_ASSIGNMENT_.
Among the following entries, count the lines that contain "this" and report only the result.

_SUPPLIED MATERIAL_.
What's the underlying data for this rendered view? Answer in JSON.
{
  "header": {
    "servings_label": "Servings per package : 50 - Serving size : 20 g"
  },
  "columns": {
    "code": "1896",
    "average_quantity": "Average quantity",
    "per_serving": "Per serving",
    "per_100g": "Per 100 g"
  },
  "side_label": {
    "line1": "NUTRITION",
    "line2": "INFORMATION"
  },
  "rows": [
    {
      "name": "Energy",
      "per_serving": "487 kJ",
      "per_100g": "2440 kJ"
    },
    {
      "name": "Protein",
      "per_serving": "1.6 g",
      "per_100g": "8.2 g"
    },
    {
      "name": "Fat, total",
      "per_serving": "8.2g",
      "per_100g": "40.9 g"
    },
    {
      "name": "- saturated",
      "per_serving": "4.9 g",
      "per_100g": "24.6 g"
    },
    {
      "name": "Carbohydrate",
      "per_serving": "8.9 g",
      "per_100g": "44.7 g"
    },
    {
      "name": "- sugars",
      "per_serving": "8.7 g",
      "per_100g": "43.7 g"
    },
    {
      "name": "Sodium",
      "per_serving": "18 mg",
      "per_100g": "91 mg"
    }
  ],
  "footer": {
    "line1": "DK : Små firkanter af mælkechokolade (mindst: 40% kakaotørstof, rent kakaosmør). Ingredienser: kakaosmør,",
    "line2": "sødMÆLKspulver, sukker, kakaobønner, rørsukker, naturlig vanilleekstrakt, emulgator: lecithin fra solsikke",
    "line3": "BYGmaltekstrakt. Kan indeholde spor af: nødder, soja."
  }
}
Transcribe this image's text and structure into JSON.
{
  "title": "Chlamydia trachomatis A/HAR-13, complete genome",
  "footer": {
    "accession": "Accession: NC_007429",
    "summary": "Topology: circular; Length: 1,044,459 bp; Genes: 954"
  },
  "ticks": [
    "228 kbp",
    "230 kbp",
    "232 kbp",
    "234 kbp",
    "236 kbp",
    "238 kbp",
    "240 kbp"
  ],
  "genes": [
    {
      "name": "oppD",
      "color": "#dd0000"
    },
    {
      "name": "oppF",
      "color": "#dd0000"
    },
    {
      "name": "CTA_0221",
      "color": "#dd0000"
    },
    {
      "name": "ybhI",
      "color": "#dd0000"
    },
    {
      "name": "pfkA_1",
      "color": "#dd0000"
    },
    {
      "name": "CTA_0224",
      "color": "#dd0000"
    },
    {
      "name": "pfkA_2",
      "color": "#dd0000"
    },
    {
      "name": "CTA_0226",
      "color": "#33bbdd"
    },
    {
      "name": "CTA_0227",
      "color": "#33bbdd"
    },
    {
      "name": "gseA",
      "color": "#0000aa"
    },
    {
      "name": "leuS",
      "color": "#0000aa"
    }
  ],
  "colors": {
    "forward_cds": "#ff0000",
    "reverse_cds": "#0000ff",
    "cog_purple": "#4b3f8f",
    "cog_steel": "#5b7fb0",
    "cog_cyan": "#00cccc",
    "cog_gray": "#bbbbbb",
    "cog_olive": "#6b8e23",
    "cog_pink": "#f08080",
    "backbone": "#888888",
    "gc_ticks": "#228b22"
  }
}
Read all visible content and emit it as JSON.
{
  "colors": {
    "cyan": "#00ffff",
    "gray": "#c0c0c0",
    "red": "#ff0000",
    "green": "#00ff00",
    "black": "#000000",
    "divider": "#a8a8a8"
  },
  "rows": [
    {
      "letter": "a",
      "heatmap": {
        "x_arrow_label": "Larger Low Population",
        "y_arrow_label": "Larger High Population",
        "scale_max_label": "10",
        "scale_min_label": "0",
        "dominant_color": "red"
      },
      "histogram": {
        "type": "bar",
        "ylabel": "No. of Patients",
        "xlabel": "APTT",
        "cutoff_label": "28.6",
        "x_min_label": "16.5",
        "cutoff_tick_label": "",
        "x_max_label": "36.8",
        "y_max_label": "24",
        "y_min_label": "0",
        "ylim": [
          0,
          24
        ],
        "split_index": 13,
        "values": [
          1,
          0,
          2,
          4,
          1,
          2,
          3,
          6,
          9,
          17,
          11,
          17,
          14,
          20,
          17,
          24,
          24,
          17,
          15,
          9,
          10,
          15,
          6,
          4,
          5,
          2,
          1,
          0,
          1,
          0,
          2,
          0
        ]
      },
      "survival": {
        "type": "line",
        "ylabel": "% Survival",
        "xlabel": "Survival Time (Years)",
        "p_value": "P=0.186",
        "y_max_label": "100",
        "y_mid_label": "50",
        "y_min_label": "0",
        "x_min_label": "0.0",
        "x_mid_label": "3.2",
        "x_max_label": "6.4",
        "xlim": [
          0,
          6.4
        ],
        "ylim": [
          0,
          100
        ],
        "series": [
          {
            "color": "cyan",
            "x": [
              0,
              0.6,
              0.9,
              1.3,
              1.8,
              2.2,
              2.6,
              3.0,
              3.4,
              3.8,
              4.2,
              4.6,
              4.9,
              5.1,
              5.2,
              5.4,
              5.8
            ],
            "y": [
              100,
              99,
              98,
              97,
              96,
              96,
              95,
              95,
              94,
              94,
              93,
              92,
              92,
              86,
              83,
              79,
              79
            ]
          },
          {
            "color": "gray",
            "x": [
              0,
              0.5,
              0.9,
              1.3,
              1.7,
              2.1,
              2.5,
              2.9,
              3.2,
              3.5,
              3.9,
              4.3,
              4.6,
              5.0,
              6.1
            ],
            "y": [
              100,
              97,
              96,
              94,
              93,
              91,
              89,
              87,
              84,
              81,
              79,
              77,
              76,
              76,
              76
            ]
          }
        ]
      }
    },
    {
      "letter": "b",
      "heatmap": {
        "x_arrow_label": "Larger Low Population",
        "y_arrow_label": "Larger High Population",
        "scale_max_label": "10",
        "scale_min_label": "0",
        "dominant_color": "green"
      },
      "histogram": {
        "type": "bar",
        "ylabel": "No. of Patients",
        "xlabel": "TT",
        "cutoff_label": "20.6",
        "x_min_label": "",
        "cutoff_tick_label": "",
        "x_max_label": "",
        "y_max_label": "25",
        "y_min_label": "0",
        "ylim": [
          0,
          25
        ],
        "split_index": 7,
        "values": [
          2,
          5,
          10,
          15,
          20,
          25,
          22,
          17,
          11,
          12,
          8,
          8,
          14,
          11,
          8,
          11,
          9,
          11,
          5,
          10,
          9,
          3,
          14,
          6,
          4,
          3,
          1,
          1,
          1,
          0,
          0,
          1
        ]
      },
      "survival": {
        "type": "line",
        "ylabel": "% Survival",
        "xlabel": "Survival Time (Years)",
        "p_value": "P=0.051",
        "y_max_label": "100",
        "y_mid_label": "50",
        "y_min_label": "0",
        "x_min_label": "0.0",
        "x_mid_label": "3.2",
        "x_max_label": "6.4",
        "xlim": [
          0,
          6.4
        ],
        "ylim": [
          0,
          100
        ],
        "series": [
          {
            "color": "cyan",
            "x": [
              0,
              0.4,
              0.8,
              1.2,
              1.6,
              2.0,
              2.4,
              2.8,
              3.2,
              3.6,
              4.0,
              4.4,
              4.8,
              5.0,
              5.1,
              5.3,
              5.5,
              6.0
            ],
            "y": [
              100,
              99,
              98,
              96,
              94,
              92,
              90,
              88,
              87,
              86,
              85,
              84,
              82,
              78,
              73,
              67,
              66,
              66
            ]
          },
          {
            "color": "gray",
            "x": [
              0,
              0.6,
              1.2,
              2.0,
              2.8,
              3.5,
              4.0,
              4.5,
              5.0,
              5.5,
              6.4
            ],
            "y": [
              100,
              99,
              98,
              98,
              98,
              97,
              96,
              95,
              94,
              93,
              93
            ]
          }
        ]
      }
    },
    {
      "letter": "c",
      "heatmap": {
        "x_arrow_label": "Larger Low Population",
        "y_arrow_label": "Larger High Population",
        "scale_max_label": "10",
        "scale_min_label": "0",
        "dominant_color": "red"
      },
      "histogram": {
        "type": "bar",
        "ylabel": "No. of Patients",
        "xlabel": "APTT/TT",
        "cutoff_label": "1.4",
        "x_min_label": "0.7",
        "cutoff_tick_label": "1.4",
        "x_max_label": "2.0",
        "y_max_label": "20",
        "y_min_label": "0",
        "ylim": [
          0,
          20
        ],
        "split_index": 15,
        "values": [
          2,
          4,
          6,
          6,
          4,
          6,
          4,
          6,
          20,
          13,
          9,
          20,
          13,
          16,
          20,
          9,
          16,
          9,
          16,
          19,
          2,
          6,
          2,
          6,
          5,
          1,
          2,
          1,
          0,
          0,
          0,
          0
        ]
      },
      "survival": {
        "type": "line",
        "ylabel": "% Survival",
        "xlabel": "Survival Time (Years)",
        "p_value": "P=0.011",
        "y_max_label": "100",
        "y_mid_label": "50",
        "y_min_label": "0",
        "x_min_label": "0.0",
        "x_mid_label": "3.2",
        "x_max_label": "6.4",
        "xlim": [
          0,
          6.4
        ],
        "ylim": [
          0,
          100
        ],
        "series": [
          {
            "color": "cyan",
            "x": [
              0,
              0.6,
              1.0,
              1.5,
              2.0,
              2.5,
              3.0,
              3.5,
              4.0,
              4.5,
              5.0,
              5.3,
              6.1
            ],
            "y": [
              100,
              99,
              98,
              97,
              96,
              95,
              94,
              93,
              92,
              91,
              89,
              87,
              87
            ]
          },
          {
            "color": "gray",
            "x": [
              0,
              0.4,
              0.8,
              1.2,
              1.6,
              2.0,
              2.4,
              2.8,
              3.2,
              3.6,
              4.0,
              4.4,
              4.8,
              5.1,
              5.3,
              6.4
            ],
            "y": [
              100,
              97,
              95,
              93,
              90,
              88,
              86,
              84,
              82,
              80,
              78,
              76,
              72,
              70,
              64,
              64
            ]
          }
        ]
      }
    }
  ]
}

_PROBLEM SOLUTION_.
2